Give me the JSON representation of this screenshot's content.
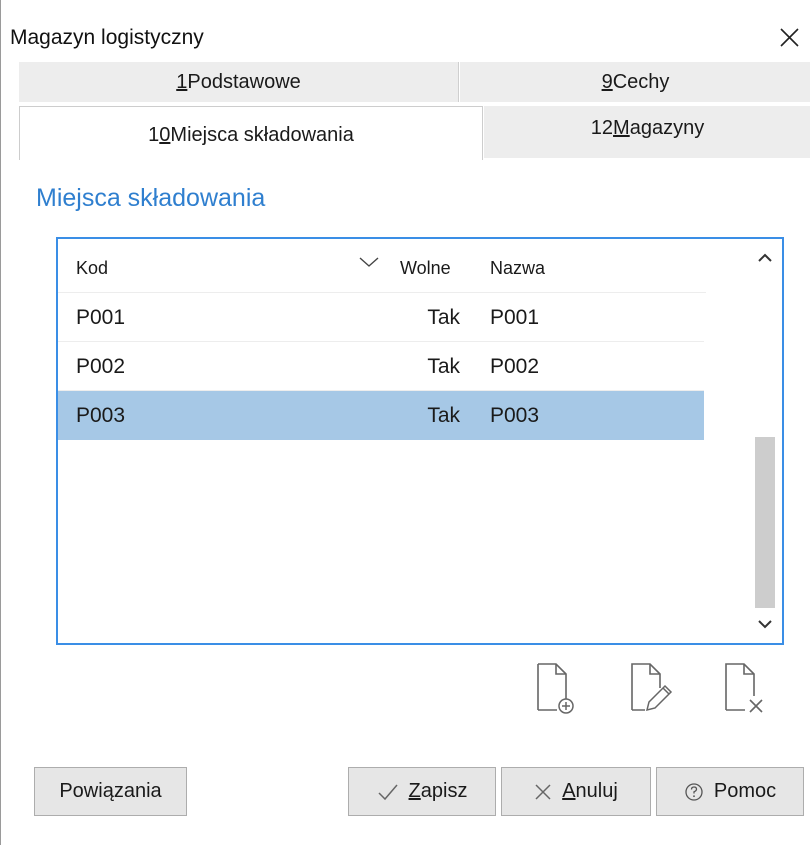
{
  "window": {
    "title": "Magazyn logistyczny"
  },
  "tabs": [
    {
      "prefix": "1",
      "rest": " Podstawowe"
    },
    {
      "prefix": "9",
      "rest": " Cechy"
    },
    {
      "before": "1",
      "accel": "0",
      "rest": " Miejsca składowania"
    },
    {
      "before": "12 ",
      "accel": "M",
      "rest": "agazyny"
    }
  ],
  "section": {
    "title": "Miejsca składowania"
  },
  "grid": {
    "columns": {
      "kod": "Kod",
      "wolne": "Wolne",
      "nazwa": "Nazwa"
    },
    "rows": [
      {
        "kod": "P001",
        "wolne": "Tak",
        "nazwa": "P001"
      },
      {
        "kod": "P002",
        "wolne": "Tak",
        "nazwa": "P002"
      },
      {
        "kod": "P003",
        "wolne": "Tak",
        "nazwa": "P003"
      }
    ],
    "selected_row": 2
  },
  "buttons": {
    "powiazania": "Powiązania",
    "zapisz": {
      "accel": "Z",
      "rest": "apisz"
    },
    "anuluj": {
      "accel": "A",
      "rest": "nuluj"
    },
    "pomoc": "Pomoc"
  },
  "icons": {
    "close": "close-icon",
    "sort": "chevron-down-icon",
    "add": "document-add-icon",
    "edit": "document-edit-icon",
    "delete": "document-delete-icon",
    "check": "check-icon",
    "cancel": "x-icon",
    "help": "question-circle-icon"
  },
  "colors": {
    "accent": "#2f7fcf",
    "selection": "#a6c8e6",
    "grid_border": "#3a8ee6"
  }
}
-*-*-
Aim of the task: Where a line in the material above holds "Miejsca", copy that line.

Full answer:
      "rest": " Miejsca składowania"
    "title": "Miejsca składowania"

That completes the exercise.